* _Records for this task_:
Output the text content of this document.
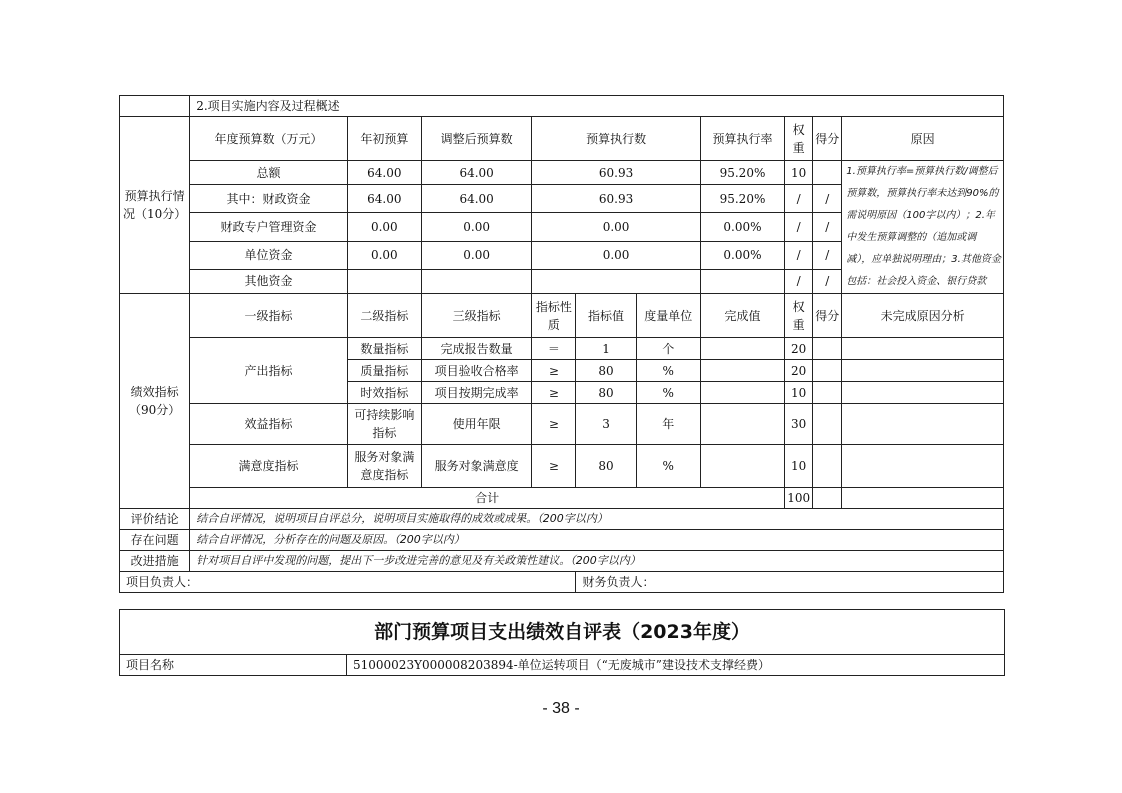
	2.项目实施内容及过程概述									
预算执行情况（10分）	年度预算数（万元）	年初预算	调整后预算数	预算执行数			预算执行率	权重	得分	原因
	总额	64.00	64.00	60.93			95.20%	10		1.预算执行率=预算执行数/调整后预算数，预算执行率未达到90%的需说明原因（100字以内）；2.年中发生预算调整的（追加或调减），应单独说明理由；3.其他资金包括：社会投入资金、银行贷款
	其中：财政资金	64.00	64.00	60.93			95.20%	/	/	
	财政专户管理资金	0.00	0.00	0.00			0.00%	/	/	
	单位资金	0.00	0.00	0.00			0.00%	/	/	
	其他资金							/	/	
绩效指标（90分）	一级指标	二级指标	三级指标	指标性质	指标值	度量单位	完成值	权重	得分	未完成原因分析
	产出指标	数量指标	完成报告数量	＝	1	个		20		
		质量指标	项目验收合格率	≥	80	%		20		
		时效指标	项目按期完成率	≥	80	%		10		
	效益指标	可持续影响指标	使用年限	≥	3	年		30		
	满意度指标	服务对象满意度指标	服务对象满意度	≥	80	%		10		
	合计							100		
评价结论	结合自评情况，说明项目自评总分，说明项目实施取得的成效或成果。（200字以内）									
存在问题	结合自评情况，分析存在的问题及原因。（200字以内）									
改进措施	针对项目自评中发现的问题，提出下一步改进完善的意见及有关政策性建议。（200字以内）									
项目负责人：					财务负责人：					
部门预算项目支出绩效自评表（2023年度）
项目名称	51000023Y000008203894-单位运转项目（“无废城市”建设技术支撑经费）
- 38 -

* _Work instructions_:
Transcribe the full listing character for character. Pictures are excluded.

* _Written solution_:
Output the text content of this document.
	2.项目实施内容及过程概述									
预算执行情况（10分）	年度预算数（万元）	年初预算	调整后预算数	预算执行数			预算执行率	权重	得分	原因
	总额	64.00	64.00	60.93			95.20%	10		1.预算执行率=预算执行数/调整后预算数，预算执行率未达到90%的需说明原因（100字以内）；2.年中发生预算调整的（追加或调减），应单独说明理由；3.其他资金包括：社会投入资金、银行贷款
	其中：财政资金	64.00	64.00	60.93			95.20%	/	/	
	财政专户管理资金	0.00	0.00	0.00			0.00%	/	/	
	单位资金	0.00	0.00	0.00			0.00%	/	/	
	其他资金							/	/	
绩效指标（90分）	一级指标	二级指标	三级指标	指标性质	指标值	度量单位	完成值	权重	得分	未完成原因分析
	产出指标	数量指标	完成报告数量	＝	1	个		20		
		质量指标	项目验收合格率	≥	80	%		20		
		时效指标	项目按期完成率	≥	80	%		10		
	效益指标	可持续影响指标	使用年限	≥	3	年		30		
	满意度指标	服务对象满意度指标	服务对象满意度	≥	80	%		10		
	合计							100		
评价结论	结合自评情况，说明项目自评总分，说明项目实施取得的成效或成果。（200字以内）									
存在问题	结合自评情况，分析存在的问题及原因。（200字以内）									
改进措施	针对项目自评中发现的问题，提出下一步改进完善的意见及有关政策性建议。（200字以内）									
项目负责人：					财务负责人：					
部门预算项目支出绩效自评表（2023年度）
项目名称	51000023Y000008203894-单位运转项目（“无废城市”建设技术支撑经费）
- 38 -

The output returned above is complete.